-- begin TEXT SHOWN --
Installation Test and pyspark version

In [4]:
#create a test schema
from pyspark.sql.types import *
from pyspark.sql import Row

schema = StructType([StructField('name', StringType()), StructField('age',IntegerType())])
rows = [Row(name='Severin', age=33), Row(name='John', age=48)]
df = spark.createDataFrame(rows, schema)

df.printSchema()
df.show()


# Check the pyspark version
import pyspark
print(pyspark.__version__)


root
 |-- name: string (nullable = true)
 |-- age: integer (nullable = true)

+-------+---+
|   name|age|
+-------+---+
|Severin| 33|
|   John| 48|
+-------+---+

3.0.0


# Airquino Table Data

In [11]:
import pandas as pd
import psycopg2
import datetime
import matplotlib.pyplot as plt
import matplotlib.ticker as ticker
import matplotlib.dates as mdates


conn = psycopg2.connect(host='playground.magentalab.it', port='55432', database='airqino', user='datareader', password='homntLZnlhQd9prtVA9SFezQek')
-- end TEXT SHOWN --
-- begin SUPPLIED RECORDS --
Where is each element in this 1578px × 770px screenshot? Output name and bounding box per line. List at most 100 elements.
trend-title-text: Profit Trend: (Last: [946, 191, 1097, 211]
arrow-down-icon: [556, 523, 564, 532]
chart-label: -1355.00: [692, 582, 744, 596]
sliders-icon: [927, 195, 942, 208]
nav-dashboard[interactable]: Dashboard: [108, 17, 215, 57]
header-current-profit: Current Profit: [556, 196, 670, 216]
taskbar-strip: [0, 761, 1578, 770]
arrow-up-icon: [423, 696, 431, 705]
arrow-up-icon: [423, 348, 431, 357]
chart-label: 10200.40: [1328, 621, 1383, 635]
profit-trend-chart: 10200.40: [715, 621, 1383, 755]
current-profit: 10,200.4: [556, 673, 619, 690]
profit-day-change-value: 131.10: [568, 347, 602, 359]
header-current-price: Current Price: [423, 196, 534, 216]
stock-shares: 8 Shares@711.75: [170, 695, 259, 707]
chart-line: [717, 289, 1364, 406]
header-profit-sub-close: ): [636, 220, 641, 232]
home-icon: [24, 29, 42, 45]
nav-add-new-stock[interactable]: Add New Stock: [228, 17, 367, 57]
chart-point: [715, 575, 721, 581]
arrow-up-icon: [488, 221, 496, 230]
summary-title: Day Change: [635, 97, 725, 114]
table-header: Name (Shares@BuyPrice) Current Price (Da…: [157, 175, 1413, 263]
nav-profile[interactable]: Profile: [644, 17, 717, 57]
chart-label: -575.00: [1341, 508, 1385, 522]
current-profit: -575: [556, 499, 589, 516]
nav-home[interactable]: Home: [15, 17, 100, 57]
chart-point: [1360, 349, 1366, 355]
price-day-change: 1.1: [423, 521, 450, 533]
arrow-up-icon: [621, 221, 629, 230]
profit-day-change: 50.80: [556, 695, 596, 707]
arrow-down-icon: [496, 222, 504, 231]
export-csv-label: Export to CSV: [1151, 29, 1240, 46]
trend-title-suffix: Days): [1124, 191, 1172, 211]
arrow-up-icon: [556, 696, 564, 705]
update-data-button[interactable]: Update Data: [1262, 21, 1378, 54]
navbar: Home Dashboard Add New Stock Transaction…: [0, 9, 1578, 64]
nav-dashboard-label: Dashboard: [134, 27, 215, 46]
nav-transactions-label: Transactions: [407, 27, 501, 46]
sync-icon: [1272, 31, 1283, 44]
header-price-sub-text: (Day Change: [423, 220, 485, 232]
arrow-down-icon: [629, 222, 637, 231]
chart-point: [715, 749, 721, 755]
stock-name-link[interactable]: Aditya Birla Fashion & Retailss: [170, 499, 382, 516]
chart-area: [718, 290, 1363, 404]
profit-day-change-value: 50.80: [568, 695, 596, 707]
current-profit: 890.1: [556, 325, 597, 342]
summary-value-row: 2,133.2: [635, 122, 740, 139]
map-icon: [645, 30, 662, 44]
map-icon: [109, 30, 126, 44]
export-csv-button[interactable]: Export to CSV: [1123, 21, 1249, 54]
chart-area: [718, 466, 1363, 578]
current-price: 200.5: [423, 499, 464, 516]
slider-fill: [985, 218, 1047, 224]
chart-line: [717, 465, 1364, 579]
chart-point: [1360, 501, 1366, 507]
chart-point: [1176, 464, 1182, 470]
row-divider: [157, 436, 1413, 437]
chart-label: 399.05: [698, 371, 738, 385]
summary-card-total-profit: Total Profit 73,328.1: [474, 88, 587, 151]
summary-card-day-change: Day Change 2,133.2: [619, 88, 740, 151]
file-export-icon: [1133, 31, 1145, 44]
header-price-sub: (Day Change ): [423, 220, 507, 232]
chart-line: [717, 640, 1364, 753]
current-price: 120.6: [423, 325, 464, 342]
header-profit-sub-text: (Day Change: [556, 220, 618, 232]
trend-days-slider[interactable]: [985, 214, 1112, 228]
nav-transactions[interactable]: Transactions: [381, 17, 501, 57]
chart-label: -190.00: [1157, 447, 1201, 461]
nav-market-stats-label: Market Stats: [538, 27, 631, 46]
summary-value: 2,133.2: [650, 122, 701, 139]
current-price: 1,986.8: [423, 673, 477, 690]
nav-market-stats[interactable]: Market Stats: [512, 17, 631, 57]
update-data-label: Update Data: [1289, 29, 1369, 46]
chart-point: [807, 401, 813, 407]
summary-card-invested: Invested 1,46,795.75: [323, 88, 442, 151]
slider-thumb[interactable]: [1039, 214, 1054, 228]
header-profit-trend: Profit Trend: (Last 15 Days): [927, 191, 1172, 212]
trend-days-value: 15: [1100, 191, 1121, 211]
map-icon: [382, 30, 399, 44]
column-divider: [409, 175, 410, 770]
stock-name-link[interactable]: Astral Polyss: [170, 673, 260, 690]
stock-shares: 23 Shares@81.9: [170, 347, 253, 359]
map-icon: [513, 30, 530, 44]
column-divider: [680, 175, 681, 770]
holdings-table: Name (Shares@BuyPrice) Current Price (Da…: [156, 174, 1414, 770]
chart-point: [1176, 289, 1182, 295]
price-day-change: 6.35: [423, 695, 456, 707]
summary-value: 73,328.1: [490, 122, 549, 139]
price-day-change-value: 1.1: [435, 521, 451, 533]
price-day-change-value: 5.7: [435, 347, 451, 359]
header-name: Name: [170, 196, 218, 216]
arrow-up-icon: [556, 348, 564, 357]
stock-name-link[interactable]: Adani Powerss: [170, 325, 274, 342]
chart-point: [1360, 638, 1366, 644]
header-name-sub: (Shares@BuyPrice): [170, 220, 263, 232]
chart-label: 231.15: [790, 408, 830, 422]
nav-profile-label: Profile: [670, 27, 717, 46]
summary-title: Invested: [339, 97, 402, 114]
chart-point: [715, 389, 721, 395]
-- end SUPPLIED RECORDS --
PROBLEMS:
A. In the PySpark notebook, why does the first cell build a small DataFrame and then print `pyspark.__version__`? Answer in one to three sentences.
B. Which pyspark version number does the notebook output show?
C. Pick up the PySpark notebook text after its last line and keep going in the same style.
The rows are separate material and have no connection to the notebook text.

ANSWERS IN ORDER:
A. The small DataFrame is built as a test schema to check that the installation works. The heading calls this cell "Installation Test and pyspark version." Printing `pyspark.__version__` is there to check the pyspark version, as the comment "Check the pyspark version" says.

B. 3.0.0

C.
 # sensor_id è l'identificativo del sensore preso dalla tabella sensor, station_id è l'identificativo di centralina preso dalla tabella station
query = """select sd.data_acquired as timestamp, sd.float_value as value
from station_data sd 
where sd.sensor_id = {} 
and sd.data_acquired >= to_timestamp('2021-06-01 00:00:00', 'YYYY-mm-dd HH24:MI:SS')
and sd.station_id = {} order by sd.data_acquired asc;""".format(29510692, 23284701)

df = pd.read_sql(query, conn)
df = df.set_index('timestamp')

display(df.head(5))

Unnamed: 0_level_0,value
timestamp,Unnamed: 1_level_1
2021-06-29 10:40:00,466.0
2021-06-29 10:42:00,470.0
2021-06-29 10:46:00,480.0
2021-06-29 10:48:00,476.0
2021-06-29 11:00:00,458.0


# Testing stationarity 

In [12]:
from statsmodels.tsa.stattools import adfuller

def test_stationarity(ts_data, column='', signif=0.05, series=False):
    if series:
        adf_test = adfuller(ts_data, autolag='AIC')
    else:
        adf_test = adfuller(ts_data[column], autolag='AIC')
    p_value = adf_test[1]
    if p_value <= signif:
        test_result = "Stationary"
    else:
        test_result = "Non-Stationary"
    return test_result

adf_test_results = {
    col: test_stationarity(df, col)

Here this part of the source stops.